### DATA PROVIDED:
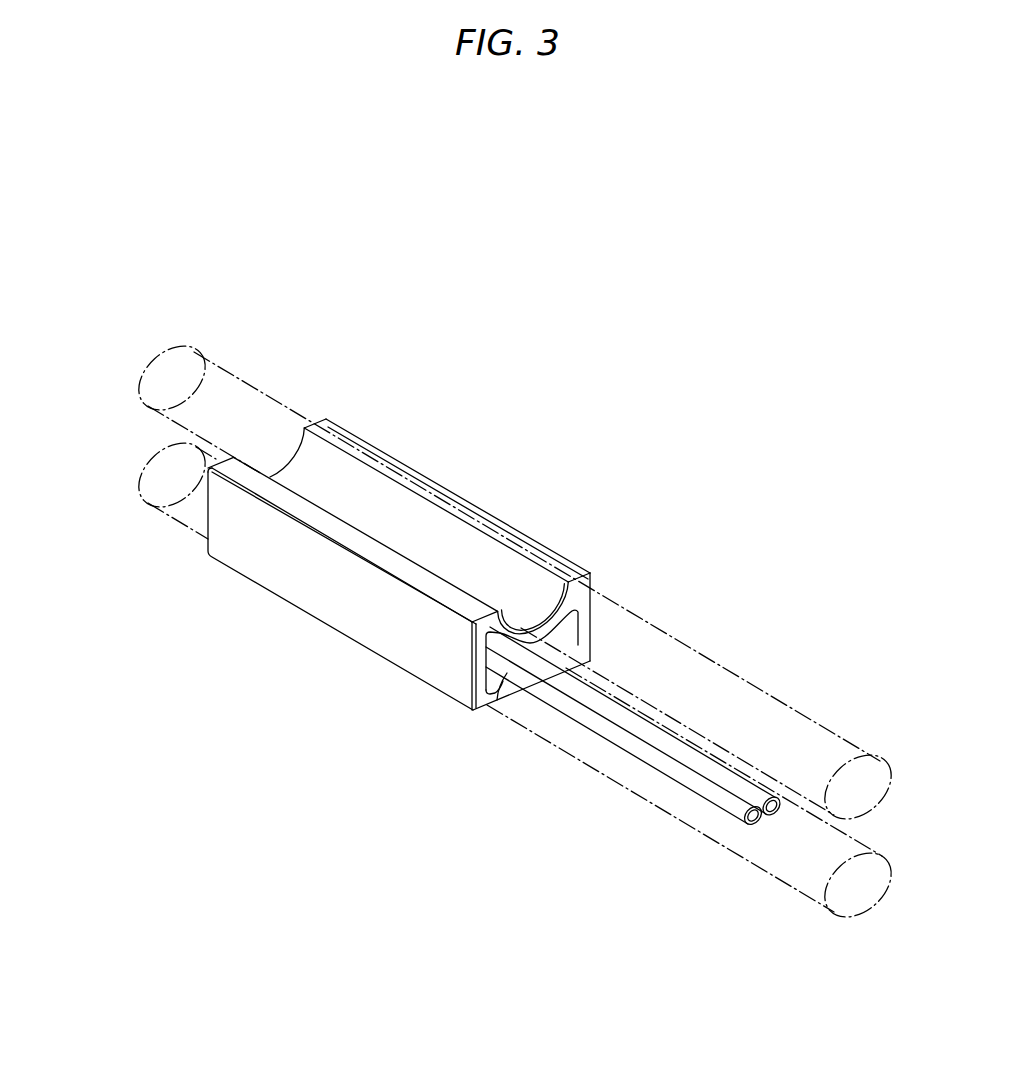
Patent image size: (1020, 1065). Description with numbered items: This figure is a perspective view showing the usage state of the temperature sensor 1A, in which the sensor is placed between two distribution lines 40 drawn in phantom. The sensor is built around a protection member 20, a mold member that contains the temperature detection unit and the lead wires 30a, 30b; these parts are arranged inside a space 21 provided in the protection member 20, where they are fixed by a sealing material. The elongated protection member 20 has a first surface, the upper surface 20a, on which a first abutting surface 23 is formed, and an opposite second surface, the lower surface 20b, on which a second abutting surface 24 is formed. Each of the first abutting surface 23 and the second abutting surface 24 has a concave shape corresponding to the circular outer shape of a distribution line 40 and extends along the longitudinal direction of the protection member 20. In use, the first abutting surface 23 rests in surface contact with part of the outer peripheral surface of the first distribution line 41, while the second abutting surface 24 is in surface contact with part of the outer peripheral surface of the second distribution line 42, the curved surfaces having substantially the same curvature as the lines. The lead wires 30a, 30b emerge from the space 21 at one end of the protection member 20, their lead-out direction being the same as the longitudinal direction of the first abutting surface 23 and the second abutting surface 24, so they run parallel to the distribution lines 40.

The temperature sensor 1A is at (204, 228).
The protection member 20 is at (440, 584).
The upper surface 20a is at (400, 446).
The lower surface 20b is at (466, 718).
The space 21 is at (580, 630).
The first abutting surface 23 is at (533, 578).
The second abutting surface 24 is at (510, 697).
The lead wire 30a is at (750, 778).
The lead wire 30b is at (727, 822).
The distribution line 40 is at (465, 596).
The first distribution line 41 is at (247, 382).
The second distribution line 42 is at (193, 528).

### TASK DESCRIPTION:
Lay out every line of the rows above as a JSON list of strings, one string per line, skipping blank lines. Leave the pictures out.

### EXERCISE RESPONSE:
[
  "Patent image size: (1020, 1065). Description with numbered items: This figure is a perspective view showing the usage state of the temperature sensor 1A, in which the sensor is placed between two distribution lines 40 drawn in phantom. The sensor is built around a protection member 20, a mold member that contains the temperature detection unit and the lead wires 30a, 30b; these parts are arranged inside a space 21 provided in the protection member 20, where they are fixed by a sealing material. The elongated protection member 20 has a first surface, the upper surface 20a, on which a first abutting surface 23 is formed, and an opposite second surface, the lower surface 20b, on which a second abutting surface 24 is formed. Each of the first abutting surface 23 and the second abutting surface 24 has a concave shape corresponding to the circular outer shape of a distribution line 40 and extends along the longitudinal direction of the protection member 20. In use, the first abutting surface 23 rests in surface contact with part of the outer peripheral surface of the first distribution line 41, while the second abutting surface 24 is in surface contact with part of the outer peripheral surface of the second distribution line 42, the curved surfaces having substantially the same curvature as the lines. The lead wires 30a, 30b emerge from the space 21 at one end of the protection member 20, their lead-out direction being the same as the longitudinal direction of the first abutting surface 23 and the second abutting surface 24, so they run parallel to the distribution lines 40.",
  "The temperature sensor 1A is at (204, 228).",
  "The protection member 20 is at (440, 584).",
  "The upper surface 20a is at (400, 446).",
  "The lower surface 20b is at (466, 718).",
  "The space 21 is at (580, 630).",
  "The first abutting surface 23 is at (533, 578).",
  "The second abutting surface 24 is at (510, 697).",
  "The lead wire 30a is at (750, 778).",
  "The lead wire 30b is at (727, 822).",
  "The distribution line 40 is at (465, 596).",
  "The first distribution line 41 is at (247, 382).",
  "The second distribution line 42 is at (193, 528)."
]